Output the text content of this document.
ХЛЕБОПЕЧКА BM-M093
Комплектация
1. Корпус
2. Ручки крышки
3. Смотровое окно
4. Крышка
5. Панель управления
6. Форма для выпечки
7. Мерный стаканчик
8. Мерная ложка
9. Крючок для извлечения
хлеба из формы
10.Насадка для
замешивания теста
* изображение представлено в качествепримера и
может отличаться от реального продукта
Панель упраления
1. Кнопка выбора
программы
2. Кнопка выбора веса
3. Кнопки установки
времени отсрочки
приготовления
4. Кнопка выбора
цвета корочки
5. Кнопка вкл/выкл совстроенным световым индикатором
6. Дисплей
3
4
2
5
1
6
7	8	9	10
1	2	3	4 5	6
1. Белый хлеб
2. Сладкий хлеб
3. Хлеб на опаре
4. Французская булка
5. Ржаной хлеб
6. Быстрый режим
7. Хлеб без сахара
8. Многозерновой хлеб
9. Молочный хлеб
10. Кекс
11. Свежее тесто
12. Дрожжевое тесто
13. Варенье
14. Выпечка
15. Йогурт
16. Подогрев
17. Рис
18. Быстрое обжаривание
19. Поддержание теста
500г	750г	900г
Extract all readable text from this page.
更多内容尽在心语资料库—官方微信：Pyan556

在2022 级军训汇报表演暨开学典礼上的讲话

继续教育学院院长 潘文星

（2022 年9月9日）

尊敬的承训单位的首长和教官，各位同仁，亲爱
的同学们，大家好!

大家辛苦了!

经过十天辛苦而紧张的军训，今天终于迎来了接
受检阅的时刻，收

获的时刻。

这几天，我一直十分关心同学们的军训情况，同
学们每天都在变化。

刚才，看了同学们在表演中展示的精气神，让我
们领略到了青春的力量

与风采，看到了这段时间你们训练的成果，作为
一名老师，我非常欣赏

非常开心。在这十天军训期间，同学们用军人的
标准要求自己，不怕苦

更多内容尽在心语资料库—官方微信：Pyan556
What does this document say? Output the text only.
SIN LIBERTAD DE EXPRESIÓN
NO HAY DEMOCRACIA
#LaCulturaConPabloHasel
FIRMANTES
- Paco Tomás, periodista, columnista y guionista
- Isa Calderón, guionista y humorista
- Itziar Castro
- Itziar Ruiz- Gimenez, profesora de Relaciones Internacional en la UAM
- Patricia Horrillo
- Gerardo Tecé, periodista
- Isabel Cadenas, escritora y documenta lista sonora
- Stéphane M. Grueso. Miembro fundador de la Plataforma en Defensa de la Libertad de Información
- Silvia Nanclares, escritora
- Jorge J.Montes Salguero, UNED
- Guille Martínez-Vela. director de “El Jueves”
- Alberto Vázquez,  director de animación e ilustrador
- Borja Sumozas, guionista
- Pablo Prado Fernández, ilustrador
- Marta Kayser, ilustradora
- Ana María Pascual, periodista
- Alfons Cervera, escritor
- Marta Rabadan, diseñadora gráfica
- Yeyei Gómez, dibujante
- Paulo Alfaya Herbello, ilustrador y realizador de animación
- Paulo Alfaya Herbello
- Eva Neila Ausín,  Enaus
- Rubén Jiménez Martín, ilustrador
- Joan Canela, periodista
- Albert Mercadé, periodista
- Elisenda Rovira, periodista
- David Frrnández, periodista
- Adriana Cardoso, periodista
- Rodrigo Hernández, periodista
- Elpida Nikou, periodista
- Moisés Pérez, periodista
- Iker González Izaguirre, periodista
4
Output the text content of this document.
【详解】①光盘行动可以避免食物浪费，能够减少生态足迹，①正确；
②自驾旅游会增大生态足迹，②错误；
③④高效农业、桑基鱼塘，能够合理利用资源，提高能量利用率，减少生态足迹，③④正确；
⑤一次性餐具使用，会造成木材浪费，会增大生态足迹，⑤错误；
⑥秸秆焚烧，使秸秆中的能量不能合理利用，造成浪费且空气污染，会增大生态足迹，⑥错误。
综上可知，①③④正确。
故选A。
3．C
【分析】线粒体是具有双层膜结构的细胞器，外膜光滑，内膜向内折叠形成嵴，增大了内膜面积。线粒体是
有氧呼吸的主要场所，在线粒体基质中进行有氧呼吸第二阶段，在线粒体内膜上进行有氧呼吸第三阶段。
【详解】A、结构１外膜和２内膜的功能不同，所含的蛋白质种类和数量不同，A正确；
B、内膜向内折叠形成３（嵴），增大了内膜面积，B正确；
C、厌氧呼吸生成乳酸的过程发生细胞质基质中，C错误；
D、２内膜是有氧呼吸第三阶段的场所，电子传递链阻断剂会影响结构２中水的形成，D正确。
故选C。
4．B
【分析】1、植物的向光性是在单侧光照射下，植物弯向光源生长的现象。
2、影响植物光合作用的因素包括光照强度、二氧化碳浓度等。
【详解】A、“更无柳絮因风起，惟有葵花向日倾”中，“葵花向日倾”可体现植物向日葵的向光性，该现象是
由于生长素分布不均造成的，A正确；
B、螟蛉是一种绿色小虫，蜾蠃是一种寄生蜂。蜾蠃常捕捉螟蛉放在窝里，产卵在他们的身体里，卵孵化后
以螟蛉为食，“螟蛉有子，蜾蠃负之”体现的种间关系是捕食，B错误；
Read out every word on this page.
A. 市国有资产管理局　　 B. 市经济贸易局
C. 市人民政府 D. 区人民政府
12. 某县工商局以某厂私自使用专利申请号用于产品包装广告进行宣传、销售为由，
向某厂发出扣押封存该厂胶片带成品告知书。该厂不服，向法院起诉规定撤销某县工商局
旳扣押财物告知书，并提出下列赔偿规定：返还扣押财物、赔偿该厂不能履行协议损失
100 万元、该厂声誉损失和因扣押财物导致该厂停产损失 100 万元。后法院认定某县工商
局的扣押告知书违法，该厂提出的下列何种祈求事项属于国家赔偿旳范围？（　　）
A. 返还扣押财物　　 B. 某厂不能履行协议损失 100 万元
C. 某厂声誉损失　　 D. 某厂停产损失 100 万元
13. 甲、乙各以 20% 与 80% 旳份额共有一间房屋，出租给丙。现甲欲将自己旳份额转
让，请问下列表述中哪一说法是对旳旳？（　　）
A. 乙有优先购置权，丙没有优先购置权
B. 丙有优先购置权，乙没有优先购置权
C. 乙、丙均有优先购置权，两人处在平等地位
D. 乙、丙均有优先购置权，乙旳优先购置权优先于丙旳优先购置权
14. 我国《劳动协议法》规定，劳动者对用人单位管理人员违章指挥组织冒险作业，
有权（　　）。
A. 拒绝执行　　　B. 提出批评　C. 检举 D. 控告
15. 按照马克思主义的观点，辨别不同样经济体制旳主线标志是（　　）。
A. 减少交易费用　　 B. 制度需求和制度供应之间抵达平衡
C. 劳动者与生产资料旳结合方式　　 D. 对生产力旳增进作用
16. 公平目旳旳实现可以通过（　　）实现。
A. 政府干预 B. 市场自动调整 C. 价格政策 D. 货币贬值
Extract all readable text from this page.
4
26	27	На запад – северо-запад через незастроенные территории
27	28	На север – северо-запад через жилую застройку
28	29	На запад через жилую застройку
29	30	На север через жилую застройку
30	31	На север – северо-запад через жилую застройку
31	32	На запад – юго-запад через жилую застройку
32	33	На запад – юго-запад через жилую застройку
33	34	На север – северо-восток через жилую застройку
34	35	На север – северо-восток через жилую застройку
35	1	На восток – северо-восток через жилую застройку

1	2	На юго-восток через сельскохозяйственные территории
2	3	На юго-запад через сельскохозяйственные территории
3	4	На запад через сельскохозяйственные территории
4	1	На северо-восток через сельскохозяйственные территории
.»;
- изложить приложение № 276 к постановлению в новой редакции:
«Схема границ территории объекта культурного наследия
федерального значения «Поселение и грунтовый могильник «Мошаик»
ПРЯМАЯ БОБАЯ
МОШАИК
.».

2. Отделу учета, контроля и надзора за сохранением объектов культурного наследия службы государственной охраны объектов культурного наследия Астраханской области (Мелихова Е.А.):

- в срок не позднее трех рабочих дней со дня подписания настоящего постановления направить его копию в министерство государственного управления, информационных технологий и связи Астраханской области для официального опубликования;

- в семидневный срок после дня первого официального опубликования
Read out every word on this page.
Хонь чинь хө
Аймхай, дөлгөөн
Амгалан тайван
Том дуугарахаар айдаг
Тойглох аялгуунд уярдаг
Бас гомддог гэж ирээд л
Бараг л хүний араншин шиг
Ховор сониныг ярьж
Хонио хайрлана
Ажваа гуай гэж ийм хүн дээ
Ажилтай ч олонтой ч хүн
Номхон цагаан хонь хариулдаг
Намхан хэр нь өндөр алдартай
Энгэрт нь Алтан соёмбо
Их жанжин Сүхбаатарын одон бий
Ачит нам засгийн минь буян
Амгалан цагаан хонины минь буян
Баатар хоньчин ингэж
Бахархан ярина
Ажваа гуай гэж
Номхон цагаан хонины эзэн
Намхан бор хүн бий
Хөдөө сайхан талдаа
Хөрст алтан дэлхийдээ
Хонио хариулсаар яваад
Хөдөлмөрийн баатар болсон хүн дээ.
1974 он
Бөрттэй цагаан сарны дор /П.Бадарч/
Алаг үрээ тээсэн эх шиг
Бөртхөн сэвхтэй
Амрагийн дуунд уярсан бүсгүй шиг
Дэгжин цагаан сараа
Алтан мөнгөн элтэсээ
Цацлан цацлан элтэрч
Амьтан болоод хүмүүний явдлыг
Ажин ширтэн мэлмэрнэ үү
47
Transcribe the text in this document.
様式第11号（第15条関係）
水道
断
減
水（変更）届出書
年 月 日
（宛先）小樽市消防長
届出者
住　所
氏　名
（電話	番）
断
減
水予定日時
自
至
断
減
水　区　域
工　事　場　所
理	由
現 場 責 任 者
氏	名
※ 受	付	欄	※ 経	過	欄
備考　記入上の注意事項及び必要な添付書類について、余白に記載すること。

------------------------------

◆ PROBLEM DETAILS ◆
Note how many lines in the material hold the word "наследия", and give that number with nothing added.

◆ EXPECTED OUTPUT ◆
2